Description of the task: Write out the entries verbatim and leave the images out of the copy.

Excerpted data:
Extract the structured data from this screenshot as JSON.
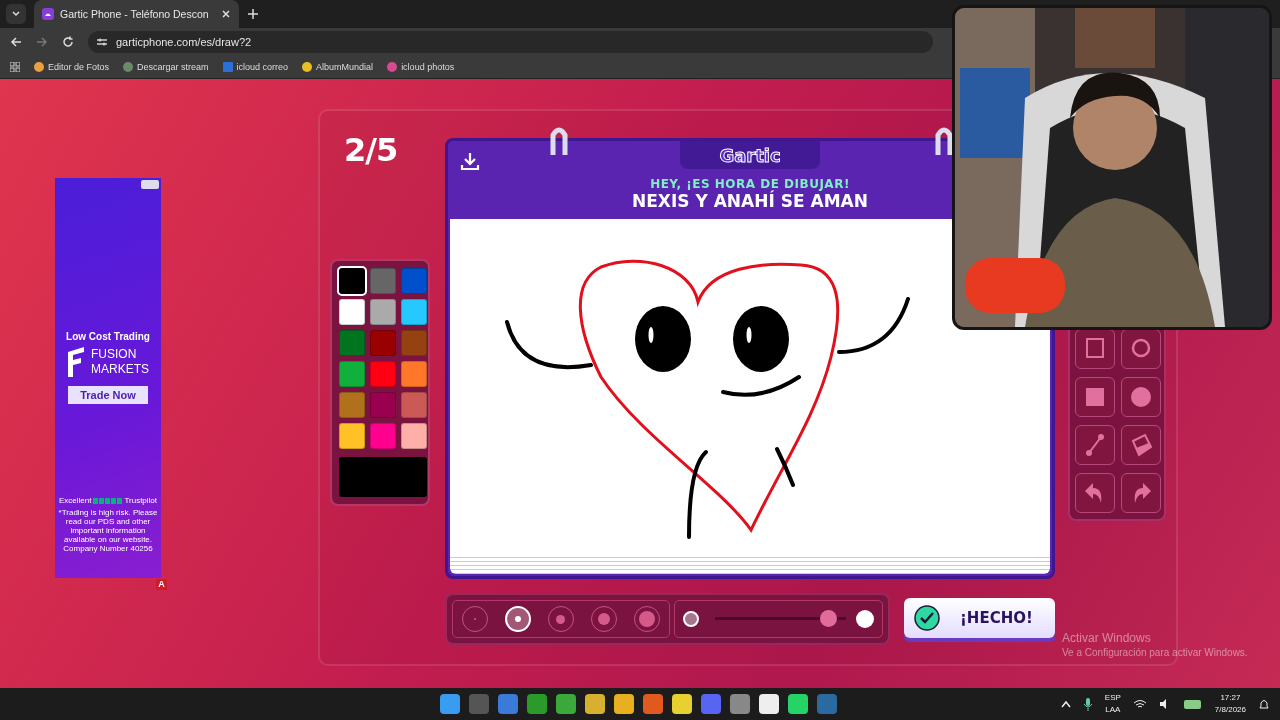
{
  "browser": {
    "tab_title": "Gartic Phone - Teléfono Descon",
    "url": "garticphone.com/es/draw?2",
    "bookmarks": [
      "Editor de Fotos",
      "Descargar stream",
      "icloud correo",
      "AlbumMundial",
      "icloud photos"
    ]
  },
  "ad": {
    "headline": "Low Cost Trading",
    "brand_lines": [
      "FUSION",
      "MARKETS"
    ],
    "button": "Trade Now",
    "rating_label": "Excellent",
    "stars": 5,
    "rating_source": "Trustpilot",
    "disclaimer": "*Trading is high risk. Please read our PDS and other important information available on our website. Company Number 40256",
    "badge": "A"
  },
  "game": {
    "round": "2/5",
    "logo": "Gartic",
    "prompt_label": "HEY, ¡ES HORA DE DIBUJAR!",
    "prompt": "NEXIS Y ANAHÍ SE AMAN",
    "palette": [
      {
        "color": "#000000",
        "selected": true
      },
      {
        "color": "#666666",
        "selected": false
      },
      {
        "color": "#0050cd",
        "selected": false
      },
      {
        "color": "#ffffff",
        "selected": false
      },
      {
        "color": "#aaaaaa",
        "selected": false
      },
      {
        "color": "#26c9ff",
        "selected": false
      },
      {
        "color": "#017420",
        "selected": false
      },
      {
        "color": "#990000",
        "selected": false
      },
      {
        "color": "#964112",
        "selected": false
      },
      {
        "color": "#11b03c",
        "selected": false
      },
      {
        "color": "#ff0013",
        "selected": false
      },
      {
        "color": "#ff7829",
        "selected": false
      },
      {
        "color": "#b0701c",
        "selected": false
      },
      {
        "color": "#99004e",
        "selected": false
      },
      {
        "color": "#cb5a57",
        "selected": false
      },
      {
        "color": "#ffc126",
        "selected": false
      },
      {
        "color": "#ff008f",
        "selected": false
      },
      {
        "color": "#feafa8",
        "selected": false
      }
    ],
    "current_color": {
      "color": "#000000"
    },
    "tools": [
      {
        "kind": "rect-outline"
      },
      {
        "kind": "ellipse-outline"
      },
      {
        "kind": "rect"
      },
      {
        "kind": "ellipse"
      },
      {
        "kind": "line"
      },
      {
        "kind": "bucket"
      },
      {
        "kind": "undo"
      },
      {
        "kind": "redo"
      }
    ],
    "brush_sizes": [
      {
        "selected": false
      },
      {
        "selected": true
      },
      {
        "selected": false
      },
      {
        "selected": false
      },
      {
        "selected": false
      }
    ],
    "opacity": {
      "level": 0.92
    },
    "done_button": "¡HECHO!"
  },
  "windows_notice": {
    "title": "Activar Windows",
    "subtitle": "Ve a Configuración para activar Windows."
  },
  "taskbar": {
    "language": [
      "ESP",
      "LAA"
    ],
    "time": "17:27",
    "date": "7/8/2026"
  }
}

Result:
Extract the structured data from this screenshot as JSON.
{
  "browser": {
    "tab_title": "Gartic Phone - Teléfono Descon",
    "url": "garticphone.com/es/draw?2",
    "bookmarks": [
      "Editor de Fotos",
      "Descargar stream",
      "icloud correo",
      "AlbumMundial",
      "icloud photos"
    ]
  },
  "ad": {
    "headline": "Low Cost Trading",
    "brand_lines": [
      "FUSION",
      "MARKETS"
    ],
    "button": "Trade Now",
    "rating_label": "Excellent",
    "stars": 5,
    "rating_source": "Trustpilot",
    "disclaimer": "*Trading is high risk. Please read our PDS and other important information available on our website. Company Number 40256",
    "badge": "A"
  },
  "game": {
    "round": "2/5",
    "logo": "Gartic",
    "prompt_label": "HEY, ¡ES HORA DE DIBUJAR!",
    "prompt": "NEXIS Y ANAHÍ SE AMAN",
    "palette": [
      {
        "color": "#000000",
        "selected": true
      },
      {
        "color": "#666666",
        "selected": false
      },
      {
        "color": "#0050cd",
        "selected": false
      },
      {
        "color": "#ffffff",
        "selected": false
      },
      {
        "color": "#aaaaaa",
        "selected": false
      },
      {
        "color": "#26c9ff",
        "selected": false
      },
      {
        "color": "#017420",
        "selected": false
      },
      {
        "color": "#990000",
        "selected": false
      },
      {
        "color": "#964112",
        "selected": false
      },
      {
        "color": "#11b03c",
        "selected": false
      },
      {
        "color": "#ff0013",
        "selected": false
      },
      {
        "color": "#ff7829",
        "selected": false
      },
      {
        "color": "#b0701c",
        "selected": false
      },
      {
        "color": "#99004e",
        "selected": false
      },
      {
        "color": "#cb5a57",
        "selected": false
      },
      {
        "color": "#ffc126",
        "selected": false
      },
      {
        "color": "#ff008f",
        "selected": false
      },
      {
        "color": "#feafa8",
        "selected": false
      }
    ],
    "current_color": {
      "color": "#000000"
    },
    "tools": [
      {
        "kind": "rect-outline"
      },
      {
        "kind": "ellipse-outline"
      },
      {
        "kind": "rect"
      },
      {
        "kind": "ellipse"
      },
      {
        "kind": "line"
      },
      {
        "kind": "bucket"
      },
      {
        "kind": "undo"
      },
      {
        "kind": "redo"
      }
    ],
    "brush_sizes": [
      {
        "selected": false
      },
      {
        "selected": true
      },
      {
        "selected": false
      },
      {
        "selected": false
      },
      {
        "selected": false
      }
    ],
    "opacity": {
      "level": 0.92
    },
    "done_button": "¡HECHO!"
  },
  "windows_notice": {
    "title": "Activar Windows",
    "subtitle": "Ve a Configuración para activar Windows."
  },
  "taskbar": {
    "language": [
      "ESP",
      "LAA"
    ],
    "time": "17:27",
    "date": "7/8/2026"
  }
}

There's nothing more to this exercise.